* begin *

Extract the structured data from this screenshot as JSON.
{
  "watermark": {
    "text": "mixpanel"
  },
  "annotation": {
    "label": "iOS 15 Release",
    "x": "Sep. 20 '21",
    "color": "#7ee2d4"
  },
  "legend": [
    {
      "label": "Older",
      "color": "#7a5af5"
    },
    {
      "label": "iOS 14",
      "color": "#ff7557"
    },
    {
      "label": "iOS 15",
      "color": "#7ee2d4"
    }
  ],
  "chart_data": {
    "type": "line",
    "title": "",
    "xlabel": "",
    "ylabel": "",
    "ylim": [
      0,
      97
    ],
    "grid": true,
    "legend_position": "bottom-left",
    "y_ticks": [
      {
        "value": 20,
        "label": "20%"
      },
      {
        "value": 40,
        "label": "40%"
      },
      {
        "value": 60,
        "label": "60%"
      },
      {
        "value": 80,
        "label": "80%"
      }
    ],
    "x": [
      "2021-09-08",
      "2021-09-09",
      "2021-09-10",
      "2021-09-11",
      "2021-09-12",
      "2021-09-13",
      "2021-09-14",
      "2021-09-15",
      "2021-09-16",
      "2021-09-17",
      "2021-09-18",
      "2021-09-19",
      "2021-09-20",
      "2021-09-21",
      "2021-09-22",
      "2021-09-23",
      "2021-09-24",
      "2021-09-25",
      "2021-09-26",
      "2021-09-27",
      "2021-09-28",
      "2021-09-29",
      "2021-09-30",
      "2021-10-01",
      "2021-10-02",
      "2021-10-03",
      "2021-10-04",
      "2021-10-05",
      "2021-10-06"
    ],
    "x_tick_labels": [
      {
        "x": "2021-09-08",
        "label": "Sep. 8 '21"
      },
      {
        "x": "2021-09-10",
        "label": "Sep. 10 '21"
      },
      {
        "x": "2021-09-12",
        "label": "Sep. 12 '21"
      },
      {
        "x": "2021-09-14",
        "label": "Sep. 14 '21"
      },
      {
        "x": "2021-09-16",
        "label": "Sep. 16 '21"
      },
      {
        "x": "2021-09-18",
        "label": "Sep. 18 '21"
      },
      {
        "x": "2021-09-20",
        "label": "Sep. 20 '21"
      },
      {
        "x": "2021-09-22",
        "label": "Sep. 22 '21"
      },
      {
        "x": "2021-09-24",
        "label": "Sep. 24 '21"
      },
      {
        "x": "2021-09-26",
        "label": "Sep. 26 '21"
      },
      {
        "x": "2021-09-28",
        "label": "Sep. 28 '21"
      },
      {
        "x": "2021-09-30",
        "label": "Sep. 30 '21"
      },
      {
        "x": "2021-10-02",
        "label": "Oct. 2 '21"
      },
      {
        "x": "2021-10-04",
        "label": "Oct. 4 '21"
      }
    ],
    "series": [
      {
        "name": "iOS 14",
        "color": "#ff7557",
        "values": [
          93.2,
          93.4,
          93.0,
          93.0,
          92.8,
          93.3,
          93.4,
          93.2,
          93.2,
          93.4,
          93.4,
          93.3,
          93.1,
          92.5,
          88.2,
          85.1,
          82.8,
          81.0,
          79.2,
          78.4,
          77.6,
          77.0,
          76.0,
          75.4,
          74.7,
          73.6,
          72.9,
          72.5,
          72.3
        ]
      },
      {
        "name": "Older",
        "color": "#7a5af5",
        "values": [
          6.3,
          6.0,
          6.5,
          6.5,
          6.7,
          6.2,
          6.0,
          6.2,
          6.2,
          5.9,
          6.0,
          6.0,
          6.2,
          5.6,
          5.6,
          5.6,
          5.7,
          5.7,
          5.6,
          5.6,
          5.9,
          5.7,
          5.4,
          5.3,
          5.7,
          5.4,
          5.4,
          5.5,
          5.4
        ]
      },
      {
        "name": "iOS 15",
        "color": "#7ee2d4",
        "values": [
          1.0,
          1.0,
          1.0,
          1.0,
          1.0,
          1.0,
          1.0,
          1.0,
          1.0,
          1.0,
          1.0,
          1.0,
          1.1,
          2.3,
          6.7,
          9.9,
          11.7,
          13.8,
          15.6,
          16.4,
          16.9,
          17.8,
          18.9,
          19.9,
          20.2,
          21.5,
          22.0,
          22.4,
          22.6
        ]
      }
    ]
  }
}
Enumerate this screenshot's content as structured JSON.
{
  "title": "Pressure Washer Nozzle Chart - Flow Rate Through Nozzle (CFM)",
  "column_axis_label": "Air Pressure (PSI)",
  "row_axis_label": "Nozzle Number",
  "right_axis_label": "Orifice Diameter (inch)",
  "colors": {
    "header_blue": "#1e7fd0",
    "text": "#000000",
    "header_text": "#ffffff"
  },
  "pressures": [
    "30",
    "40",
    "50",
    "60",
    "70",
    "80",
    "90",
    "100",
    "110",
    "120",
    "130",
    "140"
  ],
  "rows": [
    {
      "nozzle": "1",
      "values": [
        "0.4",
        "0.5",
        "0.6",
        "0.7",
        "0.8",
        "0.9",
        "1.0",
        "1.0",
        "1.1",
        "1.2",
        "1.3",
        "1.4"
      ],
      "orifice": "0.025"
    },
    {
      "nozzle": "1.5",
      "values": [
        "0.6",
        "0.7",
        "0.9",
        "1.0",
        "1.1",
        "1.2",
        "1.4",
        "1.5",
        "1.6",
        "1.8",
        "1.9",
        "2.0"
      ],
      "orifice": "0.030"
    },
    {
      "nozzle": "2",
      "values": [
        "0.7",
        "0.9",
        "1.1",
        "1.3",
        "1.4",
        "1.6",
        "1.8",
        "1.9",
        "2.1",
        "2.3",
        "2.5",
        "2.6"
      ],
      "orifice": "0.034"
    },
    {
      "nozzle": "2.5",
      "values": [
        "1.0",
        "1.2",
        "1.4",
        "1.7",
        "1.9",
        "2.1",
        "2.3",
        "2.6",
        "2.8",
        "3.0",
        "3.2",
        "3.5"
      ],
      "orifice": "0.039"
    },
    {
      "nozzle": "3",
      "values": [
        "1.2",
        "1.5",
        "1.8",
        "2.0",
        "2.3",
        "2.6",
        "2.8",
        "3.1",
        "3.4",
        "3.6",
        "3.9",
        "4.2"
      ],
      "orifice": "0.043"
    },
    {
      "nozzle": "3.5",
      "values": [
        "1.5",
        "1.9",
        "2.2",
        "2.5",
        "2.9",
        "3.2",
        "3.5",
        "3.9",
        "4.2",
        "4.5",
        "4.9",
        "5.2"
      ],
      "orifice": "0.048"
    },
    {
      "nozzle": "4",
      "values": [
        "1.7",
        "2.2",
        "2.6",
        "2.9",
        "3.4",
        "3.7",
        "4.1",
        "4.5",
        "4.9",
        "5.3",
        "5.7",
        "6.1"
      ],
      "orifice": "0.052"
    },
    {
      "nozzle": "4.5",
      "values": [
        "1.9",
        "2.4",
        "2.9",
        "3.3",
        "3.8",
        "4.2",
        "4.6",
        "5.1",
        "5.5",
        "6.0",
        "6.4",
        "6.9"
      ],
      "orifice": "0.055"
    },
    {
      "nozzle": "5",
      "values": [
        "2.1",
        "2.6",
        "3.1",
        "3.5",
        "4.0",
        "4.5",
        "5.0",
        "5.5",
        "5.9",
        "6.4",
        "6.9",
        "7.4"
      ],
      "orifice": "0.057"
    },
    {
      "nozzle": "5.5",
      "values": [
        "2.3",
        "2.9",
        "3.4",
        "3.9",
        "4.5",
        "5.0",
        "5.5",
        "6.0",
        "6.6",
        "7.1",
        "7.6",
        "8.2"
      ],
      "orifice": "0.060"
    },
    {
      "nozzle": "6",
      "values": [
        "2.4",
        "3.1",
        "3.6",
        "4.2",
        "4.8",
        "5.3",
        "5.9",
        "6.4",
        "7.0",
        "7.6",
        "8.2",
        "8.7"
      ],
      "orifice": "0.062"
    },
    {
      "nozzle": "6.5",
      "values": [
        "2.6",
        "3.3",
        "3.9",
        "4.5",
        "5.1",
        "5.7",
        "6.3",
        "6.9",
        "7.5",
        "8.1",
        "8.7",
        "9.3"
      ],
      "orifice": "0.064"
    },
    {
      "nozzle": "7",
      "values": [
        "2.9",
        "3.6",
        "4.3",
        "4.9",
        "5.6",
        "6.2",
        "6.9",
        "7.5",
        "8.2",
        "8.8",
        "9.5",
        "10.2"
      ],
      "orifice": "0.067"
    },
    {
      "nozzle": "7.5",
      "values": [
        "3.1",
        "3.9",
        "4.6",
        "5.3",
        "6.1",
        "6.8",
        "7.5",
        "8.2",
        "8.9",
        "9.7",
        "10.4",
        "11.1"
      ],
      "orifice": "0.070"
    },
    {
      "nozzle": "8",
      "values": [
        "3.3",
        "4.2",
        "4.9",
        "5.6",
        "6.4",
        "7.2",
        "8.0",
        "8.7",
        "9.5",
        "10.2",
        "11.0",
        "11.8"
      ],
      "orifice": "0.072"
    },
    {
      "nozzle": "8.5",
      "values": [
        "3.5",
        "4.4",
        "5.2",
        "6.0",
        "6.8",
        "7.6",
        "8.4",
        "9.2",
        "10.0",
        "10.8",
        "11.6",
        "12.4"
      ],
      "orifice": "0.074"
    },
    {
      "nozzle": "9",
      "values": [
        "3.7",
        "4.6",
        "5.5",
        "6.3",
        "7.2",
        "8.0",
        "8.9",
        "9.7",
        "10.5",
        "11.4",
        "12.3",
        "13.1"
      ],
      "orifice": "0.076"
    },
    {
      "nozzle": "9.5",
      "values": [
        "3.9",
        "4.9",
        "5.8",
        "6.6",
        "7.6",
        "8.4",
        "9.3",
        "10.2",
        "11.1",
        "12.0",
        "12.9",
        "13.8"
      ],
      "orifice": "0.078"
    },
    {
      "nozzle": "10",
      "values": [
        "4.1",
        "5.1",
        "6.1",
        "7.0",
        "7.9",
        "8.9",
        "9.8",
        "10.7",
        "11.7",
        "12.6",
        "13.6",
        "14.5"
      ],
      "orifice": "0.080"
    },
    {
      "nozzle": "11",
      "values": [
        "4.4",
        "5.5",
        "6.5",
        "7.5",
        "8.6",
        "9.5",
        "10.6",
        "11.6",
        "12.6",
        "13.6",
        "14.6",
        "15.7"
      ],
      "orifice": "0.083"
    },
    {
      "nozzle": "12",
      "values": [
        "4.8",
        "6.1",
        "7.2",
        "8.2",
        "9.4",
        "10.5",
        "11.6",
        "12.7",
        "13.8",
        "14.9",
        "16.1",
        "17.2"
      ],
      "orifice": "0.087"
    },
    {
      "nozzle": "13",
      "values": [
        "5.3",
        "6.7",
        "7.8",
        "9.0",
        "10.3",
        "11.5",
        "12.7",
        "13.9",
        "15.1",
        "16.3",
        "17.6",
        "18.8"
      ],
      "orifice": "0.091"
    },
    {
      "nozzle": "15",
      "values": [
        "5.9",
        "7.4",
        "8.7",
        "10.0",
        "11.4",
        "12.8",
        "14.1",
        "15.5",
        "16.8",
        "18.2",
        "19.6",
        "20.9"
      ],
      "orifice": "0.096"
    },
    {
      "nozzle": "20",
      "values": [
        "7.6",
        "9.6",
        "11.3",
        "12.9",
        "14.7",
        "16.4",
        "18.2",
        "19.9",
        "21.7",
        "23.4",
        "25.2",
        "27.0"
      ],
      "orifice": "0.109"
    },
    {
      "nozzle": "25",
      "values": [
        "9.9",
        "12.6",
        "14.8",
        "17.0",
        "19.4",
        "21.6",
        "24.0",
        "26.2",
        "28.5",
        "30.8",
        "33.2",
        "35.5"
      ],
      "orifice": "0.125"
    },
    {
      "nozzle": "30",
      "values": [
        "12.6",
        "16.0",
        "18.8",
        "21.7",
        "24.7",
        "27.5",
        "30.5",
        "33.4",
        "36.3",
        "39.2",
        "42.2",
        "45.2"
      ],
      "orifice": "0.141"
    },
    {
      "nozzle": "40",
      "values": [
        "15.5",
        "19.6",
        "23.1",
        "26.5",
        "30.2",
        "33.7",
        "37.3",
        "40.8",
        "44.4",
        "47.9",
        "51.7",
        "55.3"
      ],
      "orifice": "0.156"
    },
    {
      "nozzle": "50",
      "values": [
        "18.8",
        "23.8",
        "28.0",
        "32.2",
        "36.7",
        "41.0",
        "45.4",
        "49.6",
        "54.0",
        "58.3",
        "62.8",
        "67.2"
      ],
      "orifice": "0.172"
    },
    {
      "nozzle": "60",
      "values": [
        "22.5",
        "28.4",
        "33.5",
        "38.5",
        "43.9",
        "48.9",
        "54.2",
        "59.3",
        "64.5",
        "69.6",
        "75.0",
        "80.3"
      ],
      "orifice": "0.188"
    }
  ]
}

* end *

> **Exercise**
Search the lines above for the string "title" and copy each line that has it.

> **Answer**
    "title": "",
  "title": "Pressure Washer Nozzle Chart - Flow Rate Through Nozzle (CFM)",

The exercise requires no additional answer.